### Provided material
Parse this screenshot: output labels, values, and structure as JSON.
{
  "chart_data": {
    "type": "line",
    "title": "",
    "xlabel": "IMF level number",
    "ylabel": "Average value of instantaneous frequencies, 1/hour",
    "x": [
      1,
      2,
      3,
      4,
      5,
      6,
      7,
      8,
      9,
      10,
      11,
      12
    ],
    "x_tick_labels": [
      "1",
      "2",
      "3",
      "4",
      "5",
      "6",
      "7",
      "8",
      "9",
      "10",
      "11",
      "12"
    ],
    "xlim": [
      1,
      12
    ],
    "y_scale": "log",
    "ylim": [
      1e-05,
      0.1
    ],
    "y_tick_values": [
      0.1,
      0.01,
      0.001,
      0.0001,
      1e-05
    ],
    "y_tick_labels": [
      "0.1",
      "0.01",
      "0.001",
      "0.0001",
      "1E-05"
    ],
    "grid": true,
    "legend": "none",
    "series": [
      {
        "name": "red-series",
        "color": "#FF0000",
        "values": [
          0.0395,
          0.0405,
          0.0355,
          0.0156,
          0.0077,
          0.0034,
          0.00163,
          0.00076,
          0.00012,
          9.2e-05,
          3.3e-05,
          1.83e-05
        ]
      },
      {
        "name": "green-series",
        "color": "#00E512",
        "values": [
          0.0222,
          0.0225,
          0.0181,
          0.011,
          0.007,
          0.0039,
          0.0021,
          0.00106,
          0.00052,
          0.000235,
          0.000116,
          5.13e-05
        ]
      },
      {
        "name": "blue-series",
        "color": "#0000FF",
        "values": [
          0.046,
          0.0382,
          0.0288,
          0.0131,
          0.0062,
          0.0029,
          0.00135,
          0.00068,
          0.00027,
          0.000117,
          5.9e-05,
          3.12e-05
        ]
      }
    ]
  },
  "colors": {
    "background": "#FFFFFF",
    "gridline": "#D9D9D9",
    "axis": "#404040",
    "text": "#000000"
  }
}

### What to work on
Set down the entries verbatim, leaving none out.

### Result of this task
Parse this screenshot: output labels, values, and structure as JSON.
{
  "chart_data": {
    "type": "line",
    "title": "",
    "xlabel": "IMF level number",
    "ylabel": "Average value of instantaneous frequencies, 1/hour",
    "x": [
      1,
      2,
      3,
      4,
      5,
      6,
      7,
      8,
      9,
      10,
      11,
      12
    ],
    "x_tick_labels": [
      "1",
      "2",
      "3",
      "4",
      "5",
      "6",
      "7",
      "8",
      "9",
      "10",
      "11",
      "12"
    ],
    "xlim": [
      1,
      12
    ],
    "y_scale": "log",
    "ylim": [
      1e-05,
      0.1
    ],
    "y_tick_values": [
      0.1,
      0.01,
      0.001,
      0.0001,
      1e-05
    ],
    "y_tick_labels": [
      "0.1",
      "0.01",
      "0.001",
      "0.0001",
      "1E-05"
    ],
    "grid": true,
    "legend": "none",
    "series": [
      {
        "name": "red-series",
        "color": "#FF0000",
        "values": [
          0.0395,
          0.0405,
          0.0355,
          0.0156,
          0.0077,
          0.0034,
          0.00163,
          0.00076,
          0.00012,
          9.2e-05,
          3.3e-05,
          1.83e-05
        ]
      },
      {
        "name": "green-series",
        "color": "#00E512",
        "values": [
          0.0222,
          0.0225,
          0.0181,
          0.011,
          0.007,
          0.0039,
          0.0021,
          0.00106,
          0.00052,
          0.000235,
          0.000116,
          5.13e-05
        ]
      },
      {
        "name": "blue-series",
        "color": "#0000FF",
        "values": [
          0.046,
          0.0382,
          0.0288,
          0.0131,
          0.0062,
          0.0029,
          0.00135,
          0.00068,
          0.00027,
          0.000117,
          5.9e-05,
          3.12e-05
        ]
      }
    ]
  },
  "colors": {
    "background": "#FFFFFF",
    "gridline": "#D9D9D9",
    "axis": "#404040",
    "text": "#000000"
  }
}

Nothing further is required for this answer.